Directive. Omit the pictures and output every entry below exactly as written.

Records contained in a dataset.
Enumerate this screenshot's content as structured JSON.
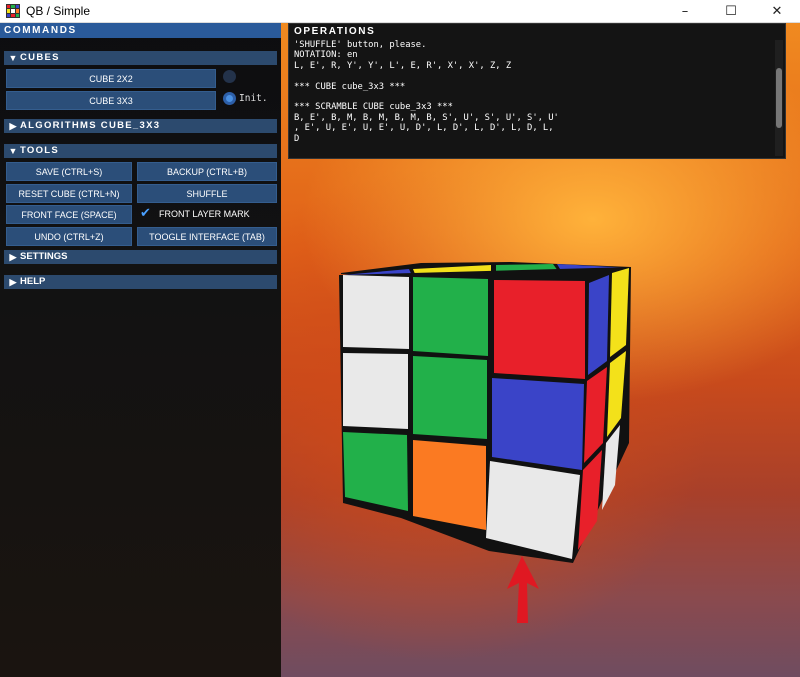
{
  "window": {
    "title": "QB / Simple",
    "minimize": "–",
    "maximize": "☐",
    "close": "✕"
  },
  "panel": {
    "header": "COMMANDS",
    "cubes": {
      "label": "CUBES",
      "buttons": [
        "CUBE 2X2",
        "CUBE 3X3"
      ],
      "radio_label": "Init."
    },
    "algorithms": {
      "label": "ALGORITHMS CUBE_3X3"
    },
    "tools": {
      "label": "TOOLS",
      "save": "SAVE (CTRL+S)",
      "backup": "BACKUP (CTRL+B)",
      "reset": "RESET CUBE (CTRL+N)",
      "shuffle": "SHUFFLE",
      "front_face": "FRONT FACE (SPACE)",
      "front_layer_mark": "FRONT LAYER MARK",
      "undo": "UNDO (CTRL+Z)",
      "toggle_interface": "TOOGLE INTERFACE (TAB)"
    },
    "settings": {
      "label": "SETTINGS"
    },
    "help": {
      "label": "HELP"
    }
  },
  "operations": {
    "title": "OPERATIONS",
    "lines": [
      "'SHUFFLE' button, please.",
      "NOTATION: en",
      "L, E', R, Y', Y', L', E, R', X', X', Z, Z",
      "",
      "*** CUBE cube_3x3 ***",
      "",
      "*** SCRAMBLE CUBE cube_3x3 ***",
      "B, E', B, M, B, M, B, M, B, S', U', S', U', S', U'",
      ", E', U, E', U, E', U, D', L, D', L, D', L, D, L,",
      "D"
    ]
  },
  "colors": {
    "white": "#e9e9e9",
    "green": "#22b04a",
    "red": "#e8202a",
    "blue": "#3a44c8",
    "orange": "#fb7a22",
    "yellow": "#f3e11a",
    "accent": "#2a5a9a",
    "button": "#2b4e79"
  }
}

Solved problem.
Enumerate this screenshot's content as structured JSON.
{
  "window": {
    "title": "QB / Simple",
    "minimize": "–",
    "maximize": "☐",
    "close": "✕"
  },
  "panel": {
    "header": "COMMANDS",
    "cubes": {
      "label": "CUBES",
      "buttons": [
        "CUBE 2X2",
        "CUBE 3X3"
      ],
      "radio_label": "Init."
    },
    "algorithms": {
      "label": "ALGORITHMS CUBE_3X3"
    },
    "tools": {
      "label": "TOOLS",
      "save": "SAVE (CTRL+S)",
      "backup": "BACKUP (CTRL+B)",
      "reset": "RESET CUBE (CTRL+N)",
      "shuffle": "SHUFFLE",
      "front_face": "FRONT FACE (SPACE)",
      "front_layer_mark": "FRONT LAYER MARK",
      "undo": "UNDO (CTRL+Z)",
      "toggle_interface": "TOOGLE INTERFACE (TAB)"
    },
    "settings": {
      "label": "SETTINGS"
    },
    "help": {
      "label": "HELP"
    }
  },
  "operations": {
    "title": "OPERATIONS",
    "lines": [
      "'SHUFFLE' button, please.",
      "NOTATION: en",
      "L, E', R, Y', Y', L', E, R', X', X', Z, Z",
      "",
      "*** CUBE cube_3x3 ***",
      "",
      "*** SCRAMBLE CUBE cube_3x3 ***",
      "B, E', B, M, B, M, B, M, B, S', U', S', U', S', U'",
      ", E', U, E', U, E', U, D', L, D', L, D', L, D, L,",
      "D"
    ]
  },
  "colors": {
    "white": "#e9e9e9",
    "green": "#22b04a",
    "red": "#e8202a",
    "blue": "#3a44c8",
    "orange": "#fb7a22",
    "yellow": "#f3e11a",
    "accent": "#2a5a9a",
    "button": "#2b4e79"
  }
}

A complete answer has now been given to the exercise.